[Raw records]

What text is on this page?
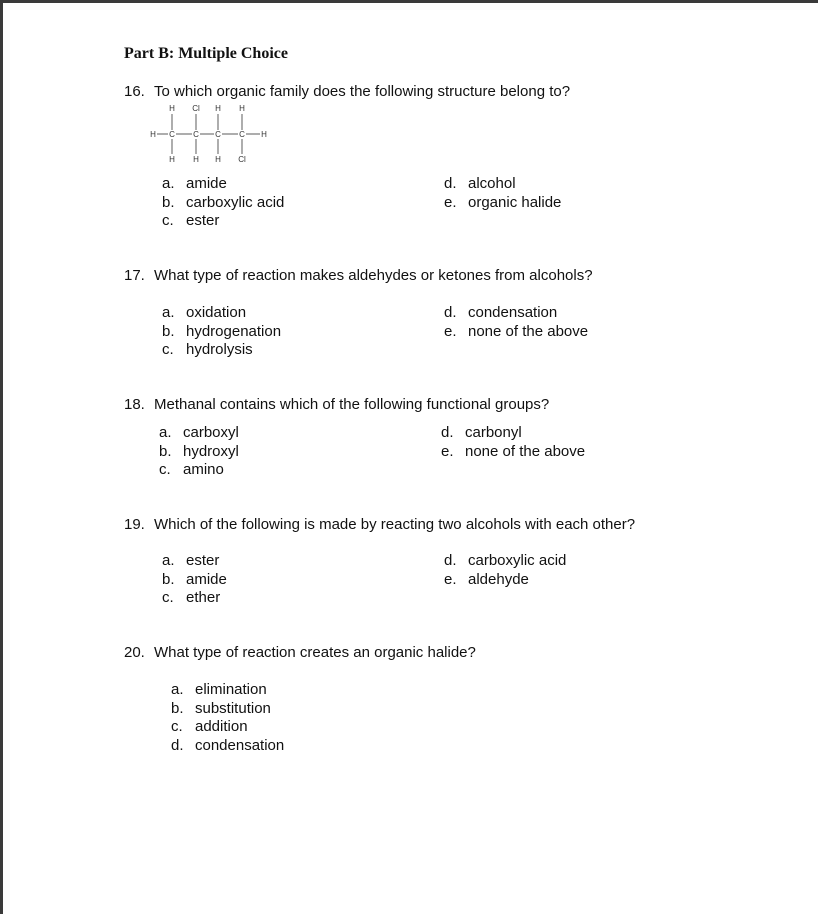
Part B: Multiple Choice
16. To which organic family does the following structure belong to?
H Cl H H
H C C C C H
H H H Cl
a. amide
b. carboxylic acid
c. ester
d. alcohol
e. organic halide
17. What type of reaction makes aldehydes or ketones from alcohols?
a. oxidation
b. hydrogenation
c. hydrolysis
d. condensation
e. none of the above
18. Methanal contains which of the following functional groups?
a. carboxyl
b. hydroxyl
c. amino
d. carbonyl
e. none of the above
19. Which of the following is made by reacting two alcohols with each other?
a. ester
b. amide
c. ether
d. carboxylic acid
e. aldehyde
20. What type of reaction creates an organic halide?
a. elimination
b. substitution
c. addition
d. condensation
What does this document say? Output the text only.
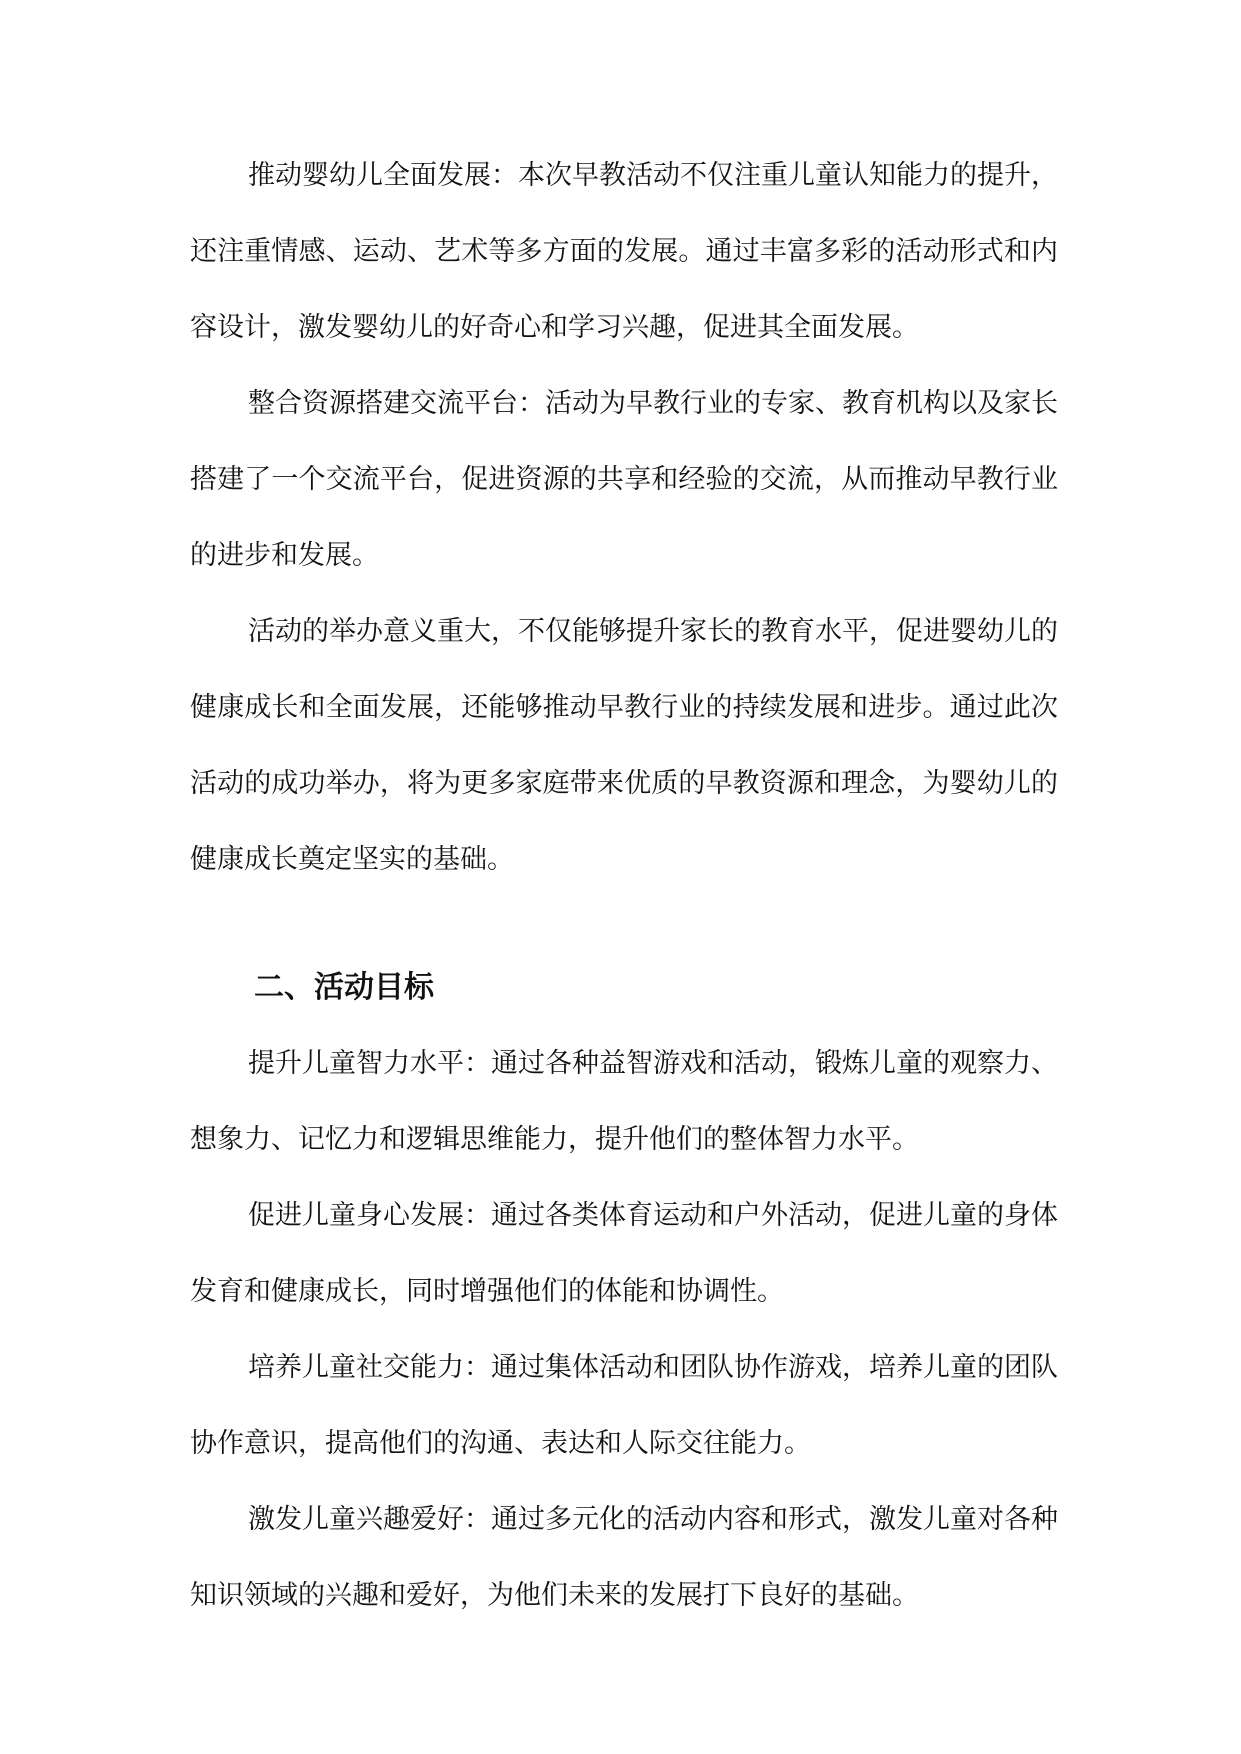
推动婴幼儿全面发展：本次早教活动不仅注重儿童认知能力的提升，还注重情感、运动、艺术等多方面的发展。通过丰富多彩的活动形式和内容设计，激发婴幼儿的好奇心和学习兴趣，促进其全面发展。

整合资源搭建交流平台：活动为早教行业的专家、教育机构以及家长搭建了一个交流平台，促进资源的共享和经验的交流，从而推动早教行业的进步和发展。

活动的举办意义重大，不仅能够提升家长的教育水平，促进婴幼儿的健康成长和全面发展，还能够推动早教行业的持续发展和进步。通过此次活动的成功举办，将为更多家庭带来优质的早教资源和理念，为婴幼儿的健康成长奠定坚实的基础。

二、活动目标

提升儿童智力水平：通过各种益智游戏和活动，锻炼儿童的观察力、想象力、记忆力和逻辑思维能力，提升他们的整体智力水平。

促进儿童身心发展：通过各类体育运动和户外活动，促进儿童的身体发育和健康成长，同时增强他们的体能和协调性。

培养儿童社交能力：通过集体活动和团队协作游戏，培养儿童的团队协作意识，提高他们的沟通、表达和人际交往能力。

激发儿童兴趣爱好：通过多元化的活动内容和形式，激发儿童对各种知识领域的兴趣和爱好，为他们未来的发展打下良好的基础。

◆ Exercise details
How many lines in these entries contain the string "text"? State the number and nothing more.

◆ Exercise solution
2